## Start Dataset extract

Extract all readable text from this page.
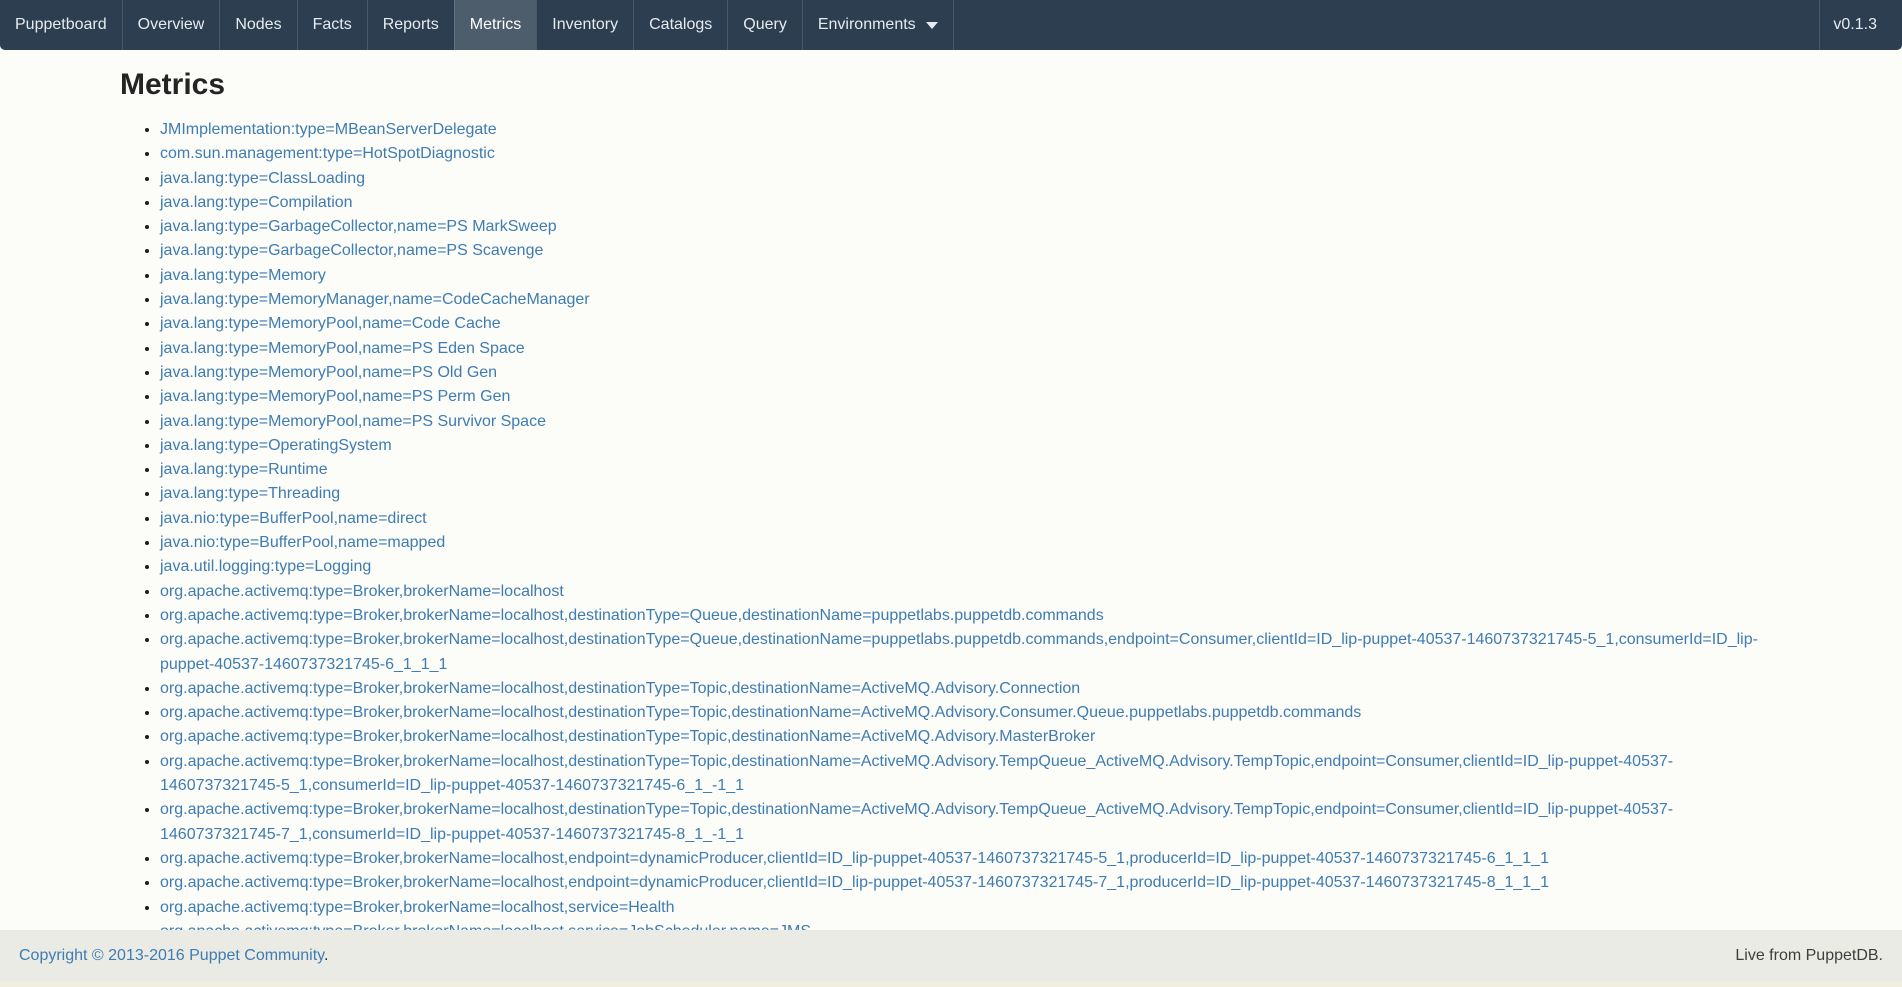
Puppetboard Overview Nodes Facts Reports Metrics Inventory Catalogs Query Environments	v0.1.3
Metrics
• JMImplementation:type=MBeanServerDelegate
• com.sun.management:type=HotSpotDiagnostic
• java.lang:type=ClassLoading
• java.lang:type=Compilation
• java.lang:type=GarbageCollector,name=PS MarkSweep
• java.lang:type=GarbageCollector,name=PS Scavenge
• java.lang:type=Memory
• java.lang:type=MemoryManager,name=CodeCacheManager
• java.lang:type=MemoryPool,name=Code Cache
• java.lang:type=MemoryPool,name=PS Eden Space
• java.lang:type=MemoryPool,name=PS Old Gen
• java.lang:type=MemoryPool,name=PS Perm Gen
• java.lang:type=MemoryPool,name=PS Survivor Space
• java.lang:type=OperatingSystem
• java.lang:type=Runtime
• java.lang:type=Threading
• java.nio:type=BufferPool,name=direct
• java.nio:type=BufferPool,name=mapped
• java.util.logging:type=Logging
• org.apache.activemq:type=Broker,brokerName=localhost
• org.apache.activemq:type=Broker,brokerName=localhost,destinationType=Queue,destinationName=puppetlabs.puppetdb.commands
• org.apache.activemq:type=Broker,brokerName=localhost,destinationType=Queue,destinationName=puppetlabs.puppetdb.commands,endpoint=Consumer,clientId=ID_lip-puppet-40537-1460737321745-5_1,consumerId=ID_lip-puppet-40537-1460737321745-6_1_1_1
• org.apache.activemq:type=Broker,brokerName=localhost,destinationType=Topic,destinationName=ActiveMQ.Advisory.Connection
• org.apache.activemq:type=Broker,brokerName=localhost,destinationType=Topic,destinationName=ActiveMQ.Advisory.Consumer.Queue.puppetlabs.puppetdb.commands
• org.apache.activemq:type=Broker,brokerName=localhost,destinationType=Topic,destinationName=ActiveMQ.Advisory.MasterBroker
• org.apache.activemq:type=Broker,brokerName=localhost,destinationType=Topic,destinationName=ActiveMQ.Advisory.TempQueue_ActiveMQ.Advisory.TempTopic,endpoint=Consumer,clientId=ID_lip-puppet-40537-1460737321745-5_1,consumerId=ID_lip-puppet-40537-1460737321745-6_1_-1_1
• org.apache.activemq:type=Broker,brokerName=localhost,destinationType=Topic,destinationName=ActiveMQ.Advisory.TempQueue_ActiveMQ.Advisory.TempTopic,endpoint=Consumer,clientId=ID_lip-puppet-40537-1460737321745-7_1,consumerId=ID_lip-puppet-40537-1460737321745-8_1_-1_1
• org.apache.activemq:type=Broker,brokerName=localhost,endpoint=dynamicProducer,clientId=ID_lip-puppet-40537-1460737321745-5_1,producerId=ID_lip-puppet-40537-1460737321745-6_1_1_1
• org.apache.activemq:type=Broker,brokerName=localhost,endpoint=dynamicProducer,clientId=ID_lip-puppet-40537-1460737321745-7_1,producerId=ID_lip-puppet-40537-1460737321745-8_1_1_1
• org.apache.activemq:type=Broker,brokerName=localhost,service=Health
•
Copyright © 2013-2016 Puppet Community.	Live from PuppetDB.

## End Dataset extract

● **Exercise description**: All the lines above are to be given again exactly as they read, with the pictures removed.

● **Answer to this exercise**:
Extract all readable text from this page.
Puppetboard Overview Nodes Facts Reports Metrics Inventory Catalogs Query Environments	v0.1.3
Metrics
• JMImplementation:type=MBeanServerDelegate
• com.sun.management:type=HotSpotDiagnostic
• java.lang:type=ClassLoading
• java.lang:type=Compilation
• java.lang:type=GarbageCollector,name=PS MarkSweep
• java.lang:type=GarbageCollector,name=PS Scavenge
• java.lang:type=Memory
• java.lang:type=MemoryManager,name=CodeCacheManager
• java.lang:type=MemoryPool,name=Code Cache
• java.lang:type=MemoryPool,name=PS Eden Space
• java.lang:type=MemoryPool,name=PS Old Gen
• java.lang:type=MemoryPool,name=PS Perm Gen
• java.lang:type=MemoryPool,name=PS Survivor Space
• java.lang:type=OperatingSystem
• java.lang:type=Runtime
• java.lang:type=Threading
• java.nio:type=BufferPool,name=direct
• java.nio:type=BufferPool,name=mapped
• java.util.logging:type=Logging
• org.apache.activemq:type=Broker,brokerName=localhost
• org.apache.activemq:type=Broker,brokerName=localhost,destinationType=Queue,destinationName=puppetlabs.puppetdb.commands
• org.apache.activemq:type=Broker,brokerName=localhost,destinationType=Queue,destinationName=puppetlabs.puppetdb.commands,endpoint=Consumer,clientId=ID_lip-puppet-40537-1460737321745-5_1,consumerId=ID_lip-puppet-40537-1460737321745-6_1_1_1
• org.apache.activemq:type=Broker,brokerName=localhost,destinationType=Topic,destinationName=ActiveMQ.Advisory.Connection
• org.apache.activemq:type=Broker,brokerName=localhost,destinationType=Topic,destinationName=ActiveMQ.Advisory.Consumer.Queue.puppetlabs.puppetdb.commands
• org.apache.activemq:type=Broker,brokerName=localhost,destinationType=Topic,destinationName=ActiveMQ.Advisory.MasterBroker
• org.apache.activemq:type=Broker,brokerName=localhost,destinationType=Topic,destinationName=ActiveMQ.Advisory.TempQueue_ActiveMQ.Advisory.TempTopic,endpoint=Consumer,clientId=ID_lip-puppet-40537-1460737321745-5_1,consumerId=ID_lip-puppet-40537-1460737321745-6_1_-1_1
• org.apache.activemq:type=Broker,brokerName=localhost,destinationType=Topic,destinationName=ActiveMQ.Advisory.TempQueue_ActiveMQ.Advisory.TempTopic,endpoint=Consumer,clientId=ID_lip-puppet-40537-1460737321745-7_1,consumerId=ID_lip-puppet-40537-1460737321745-8_1_-1_1
• org.apache.activemq:type=Broker,brokerName=localhost,endpoint=dynamicProducer,clientId=ID_lip-puppet-40537-1460737321745-5_1,producerId=ID_lip-puppet-40537-1460737321745-6_1_1_1
• org.apache.activemq:type=Broker,brokerName=localhost,endpoint=dynamicProducer,clientId=ID_lip-puppet-40537-1460737321745-7_1,producerId=ID_lip-puppet-40537-1460737321745-8_1_1_1
• org.apache.activemq:type=Broker,brokerName=localhost,service=Health
•
Copyright © 2013-2016 Puppet Community.	Live from PuppetDB.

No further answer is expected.